◆ YOUR GOAL
Reproduce the listing word for word, leaving every picture behind.

* Start TASK DATA *

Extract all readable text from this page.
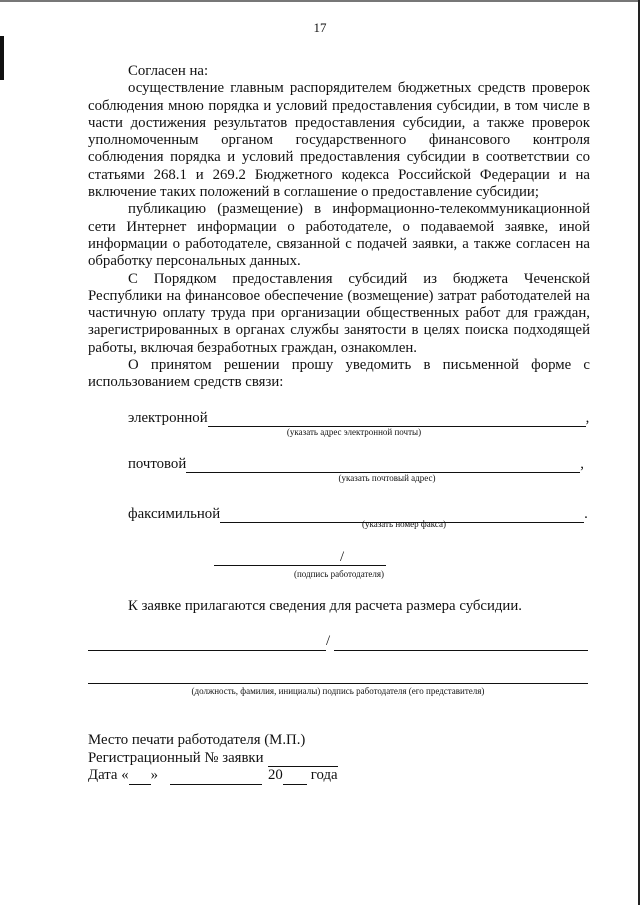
17

Согласен на:

осуществление главным распорядителем бюджетных средств проверок соблюдения мною порядка и условий предоставления субсидии, в том числе в части достижения результатов предоставления субсидии, а также проверок уполномоченным органом государственного финансового контроля соблюдения порядка и условий предоставления субсидии в соответствии со статьями 268.1 и 269.2 Бюджетного кодекса Российской Федерации и на включение таких положений в соглашение о предоставление субсидии;

публикацию (размещение) в информационно-телекоммуникационной сети Интернет информации о работодателе, о подаваемой заявке, иной информации о работодателе, связанной с подачей заявки, а также согласен на обработку персональных данных.

С Порядком предоставления субсидий из бюджета Чеченской Республики на финансовое обеспечение (возмещение) затрат работодателей на частичную оплату труда при организации общественных работ для граждан, зарегистрированных в органах службы занятости в целях поиска подходящей работы, включая безработных граждан, ознакомлен.

О принятом решении прошу уведомить в письменной форме с использованием средств связи:

электронной	,
(указать адрес электронной почты)
почтовой	,
(указать почтовый адрес)
факсимильной	.
(указать номер факса)
/
(подпись работодателя)
К заявке прилагаются сведения для расчета размера субсидии.
/
(должность, фамилия, инициалы) подпись работодателя (его представителя)
Место печати работодателя (М.П.)
Регистрационный № заявки
Дата « »	20 года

* End TASK DATA *

◆ PROBLEM SOLUTION
Extract all readable text from this page.
17

Согласен на:

осуществление главным распорядителем бюджетных средств проверок соблюдения мною порядка и условий предоставления субсидии, в том числе в части достижения результатов предоставления субсидии, а также проверок уполномоченным органом государственного финансового контроля соблюдения порядка и условий предоставления субсидии в соответствии со статьями 268.1 и 269.2 Бюджетного кодекса Российской Федерации и на включение таких положений в соглашение о предоставление субсидии;

публикацию (размещение) в информационно-телекоммуникационной сети Интернет информации о работодателе, о подаваемой заявке, иной информации о работодателе, связанной с подачей заявки, а также согласен на обработку персональных данных.

С Порядком предоставления субсидий из бюджета Чеченской Республики на финансовое обеспечение (возмещение) затрат работодателей на частичную оплату труда при организации общественных работ для граждан, зарегистрированных в органах службы занятости в целях поиска подходящей работы, включая безработных граждан, ознакомлен.

О принятом решении прошу уведомить в письменной форме с использованием средств связи:

электронной	,
(указать адрес электронной почты)
почтовой	,
(указать почтовый адрес)
факсимильной	.
(указать номер факса)
/
(подпись работодателя)
К заявке прилагаются сведения для расчета размера субсидии.
/
(должность, фамилия, инициалы) подпись работодателя (его представителя)
Место печати работодателя (М.П.)
Регистрационный № заявки
Дата « »	20 года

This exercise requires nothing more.